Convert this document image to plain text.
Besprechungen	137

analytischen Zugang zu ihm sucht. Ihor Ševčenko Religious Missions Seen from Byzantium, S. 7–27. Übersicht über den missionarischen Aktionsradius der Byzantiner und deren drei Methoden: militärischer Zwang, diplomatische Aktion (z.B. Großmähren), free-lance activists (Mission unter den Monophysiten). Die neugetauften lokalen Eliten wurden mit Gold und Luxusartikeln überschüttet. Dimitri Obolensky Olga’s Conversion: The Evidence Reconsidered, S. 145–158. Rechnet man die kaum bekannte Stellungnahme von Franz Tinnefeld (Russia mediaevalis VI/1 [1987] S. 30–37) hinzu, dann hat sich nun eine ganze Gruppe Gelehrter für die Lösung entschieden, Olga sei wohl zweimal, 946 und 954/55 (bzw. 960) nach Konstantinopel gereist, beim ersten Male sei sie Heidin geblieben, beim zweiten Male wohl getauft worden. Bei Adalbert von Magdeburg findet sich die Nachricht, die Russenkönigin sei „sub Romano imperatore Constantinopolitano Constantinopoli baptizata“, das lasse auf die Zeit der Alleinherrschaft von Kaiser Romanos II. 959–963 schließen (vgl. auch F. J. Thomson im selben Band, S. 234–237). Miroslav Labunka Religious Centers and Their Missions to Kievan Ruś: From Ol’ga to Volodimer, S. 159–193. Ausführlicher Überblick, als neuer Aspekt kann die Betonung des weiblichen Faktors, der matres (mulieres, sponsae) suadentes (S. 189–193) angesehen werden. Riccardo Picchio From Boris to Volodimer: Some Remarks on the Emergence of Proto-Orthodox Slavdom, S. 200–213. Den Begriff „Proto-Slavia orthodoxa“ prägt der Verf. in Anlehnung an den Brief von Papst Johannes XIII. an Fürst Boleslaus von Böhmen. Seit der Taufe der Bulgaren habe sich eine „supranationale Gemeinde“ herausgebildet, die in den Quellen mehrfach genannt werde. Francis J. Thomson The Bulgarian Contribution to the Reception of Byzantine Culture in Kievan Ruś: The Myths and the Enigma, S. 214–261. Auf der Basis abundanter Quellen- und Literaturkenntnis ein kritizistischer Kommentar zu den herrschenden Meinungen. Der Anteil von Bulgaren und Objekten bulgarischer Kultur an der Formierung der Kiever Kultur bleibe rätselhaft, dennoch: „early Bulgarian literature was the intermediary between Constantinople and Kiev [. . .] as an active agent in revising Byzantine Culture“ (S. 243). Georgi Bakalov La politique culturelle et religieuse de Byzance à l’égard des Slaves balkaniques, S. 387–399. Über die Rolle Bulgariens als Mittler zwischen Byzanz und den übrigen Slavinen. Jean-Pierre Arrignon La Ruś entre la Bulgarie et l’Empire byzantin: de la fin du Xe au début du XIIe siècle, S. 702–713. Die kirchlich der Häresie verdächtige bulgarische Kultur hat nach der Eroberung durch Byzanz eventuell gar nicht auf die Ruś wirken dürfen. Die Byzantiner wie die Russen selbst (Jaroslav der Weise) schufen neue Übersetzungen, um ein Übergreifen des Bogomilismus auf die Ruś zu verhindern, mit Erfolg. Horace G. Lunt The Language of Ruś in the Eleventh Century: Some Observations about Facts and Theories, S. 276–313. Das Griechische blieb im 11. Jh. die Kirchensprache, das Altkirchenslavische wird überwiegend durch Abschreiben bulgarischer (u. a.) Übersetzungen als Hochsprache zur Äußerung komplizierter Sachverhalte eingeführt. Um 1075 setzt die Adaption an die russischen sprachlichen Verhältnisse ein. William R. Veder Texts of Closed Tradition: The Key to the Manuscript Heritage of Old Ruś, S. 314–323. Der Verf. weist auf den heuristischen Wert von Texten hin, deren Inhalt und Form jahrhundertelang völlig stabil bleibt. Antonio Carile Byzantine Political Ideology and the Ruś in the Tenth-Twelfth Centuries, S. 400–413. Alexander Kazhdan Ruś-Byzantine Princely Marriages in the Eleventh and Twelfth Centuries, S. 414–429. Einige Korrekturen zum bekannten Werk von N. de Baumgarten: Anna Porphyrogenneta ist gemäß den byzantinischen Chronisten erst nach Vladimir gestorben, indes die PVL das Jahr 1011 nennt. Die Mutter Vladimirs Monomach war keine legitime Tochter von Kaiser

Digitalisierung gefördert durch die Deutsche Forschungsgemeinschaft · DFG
---
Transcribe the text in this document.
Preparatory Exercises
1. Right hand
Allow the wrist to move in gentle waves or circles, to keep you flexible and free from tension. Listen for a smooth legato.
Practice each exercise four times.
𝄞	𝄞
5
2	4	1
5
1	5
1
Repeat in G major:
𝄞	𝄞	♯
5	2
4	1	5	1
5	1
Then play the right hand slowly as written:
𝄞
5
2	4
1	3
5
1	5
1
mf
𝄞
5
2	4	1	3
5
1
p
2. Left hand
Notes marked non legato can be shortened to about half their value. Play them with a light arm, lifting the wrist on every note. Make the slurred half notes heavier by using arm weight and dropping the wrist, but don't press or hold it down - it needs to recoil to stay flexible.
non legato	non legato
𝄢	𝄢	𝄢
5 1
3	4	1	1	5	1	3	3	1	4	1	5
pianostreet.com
---
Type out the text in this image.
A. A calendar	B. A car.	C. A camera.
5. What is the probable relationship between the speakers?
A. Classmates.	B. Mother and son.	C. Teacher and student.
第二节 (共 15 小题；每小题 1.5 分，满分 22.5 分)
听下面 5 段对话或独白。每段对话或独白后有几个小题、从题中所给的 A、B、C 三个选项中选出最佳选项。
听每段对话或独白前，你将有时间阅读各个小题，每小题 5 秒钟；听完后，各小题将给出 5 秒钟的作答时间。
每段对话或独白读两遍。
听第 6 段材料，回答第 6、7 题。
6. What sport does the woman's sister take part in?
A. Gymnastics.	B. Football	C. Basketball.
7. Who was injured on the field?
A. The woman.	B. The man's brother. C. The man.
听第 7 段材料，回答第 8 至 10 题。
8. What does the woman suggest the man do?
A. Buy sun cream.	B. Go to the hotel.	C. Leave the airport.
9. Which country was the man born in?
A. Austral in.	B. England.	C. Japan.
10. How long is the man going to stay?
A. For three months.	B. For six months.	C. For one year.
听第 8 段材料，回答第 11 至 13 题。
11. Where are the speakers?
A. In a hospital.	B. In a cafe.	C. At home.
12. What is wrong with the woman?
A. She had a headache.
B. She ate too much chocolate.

> _What is asked_
Pull out every line holding "image" from the records above, and copy it.

> _Worked solution_
Convert this document image to plain text.
Type out the text in this image.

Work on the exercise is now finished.